**Given request**
Tally the lines below that contain the word "خدمت", and give only that number.

**Records contained in a dataset**
⟨

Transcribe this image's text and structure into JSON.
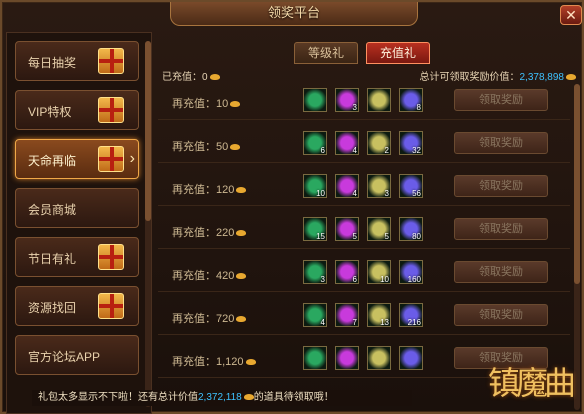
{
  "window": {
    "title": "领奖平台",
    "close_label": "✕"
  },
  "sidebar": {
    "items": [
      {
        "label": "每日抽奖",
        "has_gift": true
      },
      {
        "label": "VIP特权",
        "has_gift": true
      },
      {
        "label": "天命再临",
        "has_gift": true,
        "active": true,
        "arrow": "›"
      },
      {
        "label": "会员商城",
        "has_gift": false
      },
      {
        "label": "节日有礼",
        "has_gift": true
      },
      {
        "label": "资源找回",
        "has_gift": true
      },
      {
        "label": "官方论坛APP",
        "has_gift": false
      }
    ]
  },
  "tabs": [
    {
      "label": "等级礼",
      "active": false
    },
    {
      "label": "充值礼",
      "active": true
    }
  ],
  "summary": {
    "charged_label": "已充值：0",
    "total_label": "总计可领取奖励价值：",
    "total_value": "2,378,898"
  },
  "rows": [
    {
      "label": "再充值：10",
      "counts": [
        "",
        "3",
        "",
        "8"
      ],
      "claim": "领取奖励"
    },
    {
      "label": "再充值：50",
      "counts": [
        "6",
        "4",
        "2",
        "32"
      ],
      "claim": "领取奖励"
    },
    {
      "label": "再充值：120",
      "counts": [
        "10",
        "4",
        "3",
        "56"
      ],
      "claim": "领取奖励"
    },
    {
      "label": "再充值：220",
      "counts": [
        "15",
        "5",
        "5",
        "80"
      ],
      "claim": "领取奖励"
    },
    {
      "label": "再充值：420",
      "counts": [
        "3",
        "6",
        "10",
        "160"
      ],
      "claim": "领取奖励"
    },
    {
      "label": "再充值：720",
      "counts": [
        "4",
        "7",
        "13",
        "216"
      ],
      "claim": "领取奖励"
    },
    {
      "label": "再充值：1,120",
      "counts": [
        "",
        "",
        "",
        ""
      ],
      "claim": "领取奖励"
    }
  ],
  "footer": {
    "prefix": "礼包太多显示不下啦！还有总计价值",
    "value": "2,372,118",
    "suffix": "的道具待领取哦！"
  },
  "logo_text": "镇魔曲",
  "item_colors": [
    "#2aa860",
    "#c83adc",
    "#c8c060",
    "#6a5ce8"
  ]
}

⟩
⟨

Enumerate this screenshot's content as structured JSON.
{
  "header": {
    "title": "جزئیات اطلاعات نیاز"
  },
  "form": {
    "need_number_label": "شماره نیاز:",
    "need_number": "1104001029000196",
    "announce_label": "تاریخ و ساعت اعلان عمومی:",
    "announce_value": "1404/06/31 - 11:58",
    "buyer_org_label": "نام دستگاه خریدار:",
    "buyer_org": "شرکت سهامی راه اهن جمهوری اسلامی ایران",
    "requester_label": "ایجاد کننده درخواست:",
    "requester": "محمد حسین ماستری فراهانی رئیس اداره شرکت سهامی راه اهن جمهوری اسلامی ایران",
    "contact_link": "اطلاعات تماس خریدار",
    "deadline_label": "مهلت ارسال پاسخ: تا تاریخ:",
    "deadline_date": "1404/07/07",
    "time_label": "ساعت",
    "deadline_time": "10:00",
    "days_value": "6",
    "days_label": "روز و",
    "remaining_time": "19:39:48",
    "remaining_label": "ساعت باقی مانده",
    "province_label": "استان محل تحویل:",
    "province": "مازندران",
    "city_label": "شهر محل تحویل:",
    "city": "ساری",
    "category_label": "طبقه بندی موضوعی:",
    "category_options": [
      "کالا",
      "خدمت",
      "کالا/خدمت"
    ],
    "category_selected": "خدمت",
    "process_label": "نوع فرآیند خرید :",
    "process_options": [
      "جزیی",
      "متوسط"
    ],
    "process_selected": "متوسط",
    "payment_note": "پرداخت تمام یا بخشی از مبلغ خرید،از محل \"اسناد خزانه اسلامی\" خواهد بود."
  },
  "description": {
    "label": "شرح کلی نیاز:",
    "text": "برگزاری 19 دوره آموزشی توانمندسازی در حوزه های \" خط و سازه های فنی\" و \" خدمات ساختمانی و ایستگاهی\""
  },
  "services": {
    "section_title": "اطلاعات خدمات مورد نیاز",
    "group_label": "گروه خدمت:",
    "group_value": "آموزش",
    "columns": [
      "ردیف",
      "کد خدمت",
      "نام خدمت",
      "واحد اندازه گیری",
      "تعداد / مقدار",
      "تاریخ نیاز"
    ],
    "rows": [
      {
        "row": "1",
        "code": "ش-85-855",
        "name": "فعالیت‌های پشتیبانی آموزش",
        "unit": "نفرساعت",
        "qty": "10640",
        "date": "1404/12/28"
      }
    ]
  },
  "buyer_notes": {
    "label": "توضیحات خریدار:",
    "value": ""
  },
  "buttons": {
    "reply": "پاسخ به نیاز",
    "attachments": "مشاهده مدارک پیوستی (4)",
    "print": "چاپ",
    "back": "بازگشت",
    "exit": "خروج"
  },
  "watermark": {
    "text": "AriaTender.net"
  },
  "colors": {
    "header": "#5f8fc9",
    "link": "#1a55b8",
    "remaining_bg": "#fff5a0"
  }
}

⟩

**Task solution**
6